Your objective. Reproduce every entry exactly and leave its pictures out.

━━ Excerpted data ━━

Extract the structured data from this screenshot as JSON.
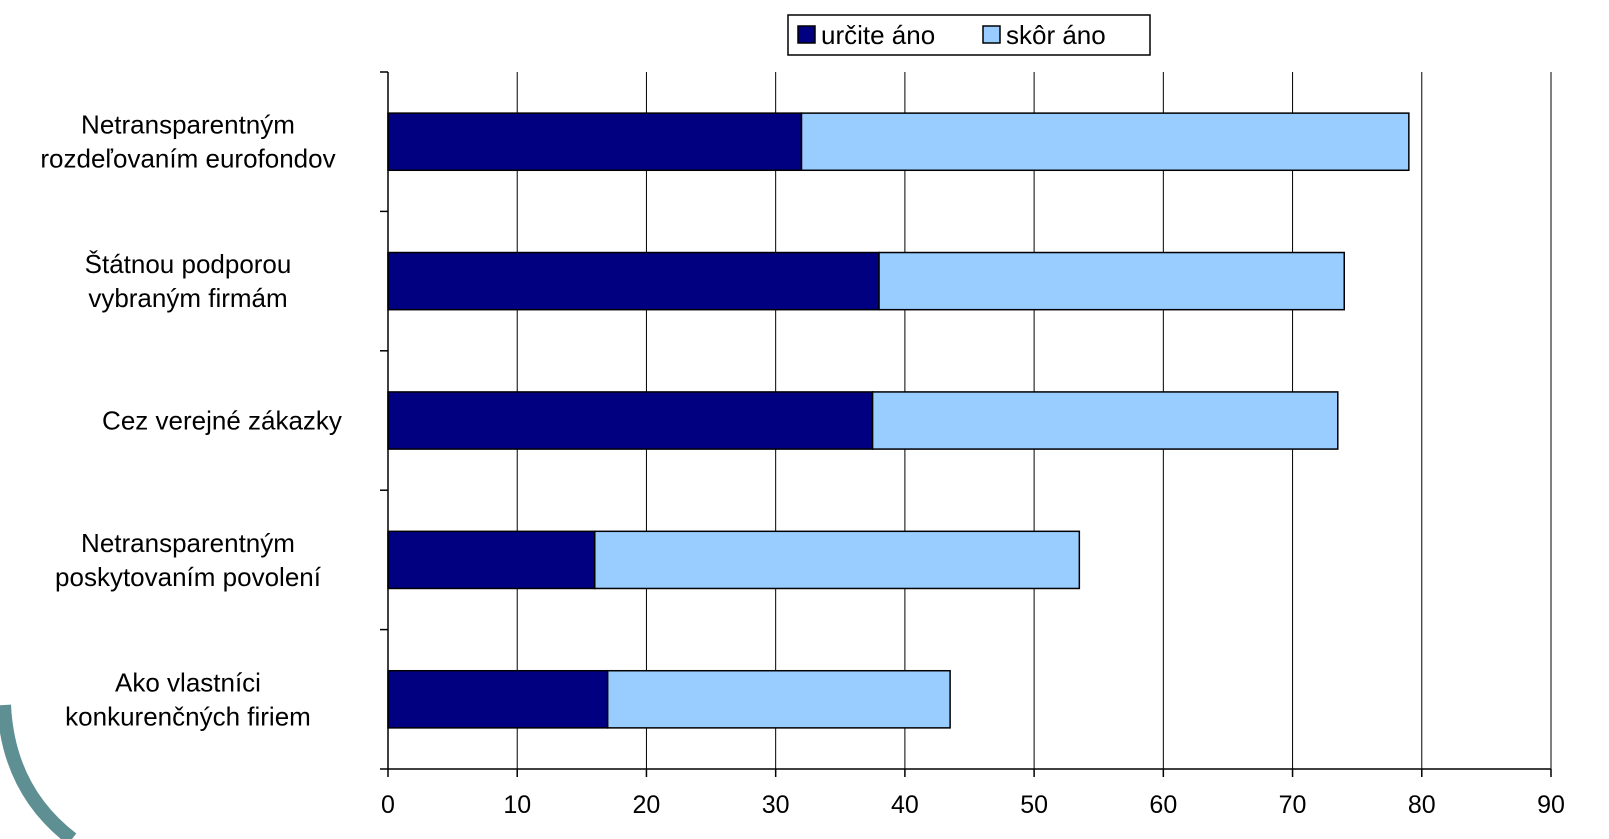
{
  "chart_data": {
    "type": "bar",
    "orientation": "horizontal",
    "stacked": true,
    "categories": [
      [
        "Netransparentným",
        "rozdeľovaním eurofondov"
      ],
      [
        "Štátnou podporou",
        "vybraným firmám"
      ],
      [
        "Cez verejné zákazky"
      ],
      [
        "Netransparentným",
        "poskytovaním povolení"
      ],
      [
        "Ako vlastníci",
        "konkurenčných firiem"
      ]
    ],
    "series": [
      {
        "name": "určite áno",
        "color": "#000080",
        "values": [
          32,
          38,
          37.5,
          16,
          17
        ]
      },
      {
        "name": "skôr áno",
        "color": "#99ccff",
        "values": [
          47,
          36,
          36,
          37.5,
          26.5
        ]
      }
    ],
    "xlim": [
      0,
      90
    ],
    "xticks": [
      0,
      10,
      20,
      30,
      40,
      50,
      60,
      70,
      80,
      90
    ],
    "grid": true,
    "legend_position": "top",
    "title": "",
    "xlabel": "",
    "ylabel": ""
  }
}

━━━

Solution to the exercise.
Extract the structured data from this screenshot as JSON.
{
  "chart_data": {
    "type": "bar",
    "orientation": "horizontal",
    "stacked": true,
    "categories": [
      [
        "Netransparentným",
        "rozdeľovaním eurofondov"
      ],
      [
        "Štátnou podporou",
        "vybraným firmám"
      ],
      [
        "Cez verejné zákazky"
      ],
      [
        "Netransparentným",
        "poskytovaním povolení"
      ],
      [
        "Ako vlastníci",
        "konkurenčných firiem"
      ]
    ],
    "series": [
      {
        "name": "určite áno",
        "color": "#000080",
        "values": [
          32,
          38,
          37.5,
          16,
          17
        ]
      },
      {
        "name": "skôr áno",
        "color": "#99ccff",
        "values": [
          47,
          36,
          36,
          37.5,
          26.5
        ]
      }
    ],
    "xlim": [
      0,
      90
    ],
    "xticks": [
      0,
      10,
      20,
      30,
      40,
      50,
      60,
      70,
      80,
      90
    ],
    "grid": true,
    "legend_position": "top",
    "title": "",
    "xlabel": "",
    "ylabel": ""
  }
}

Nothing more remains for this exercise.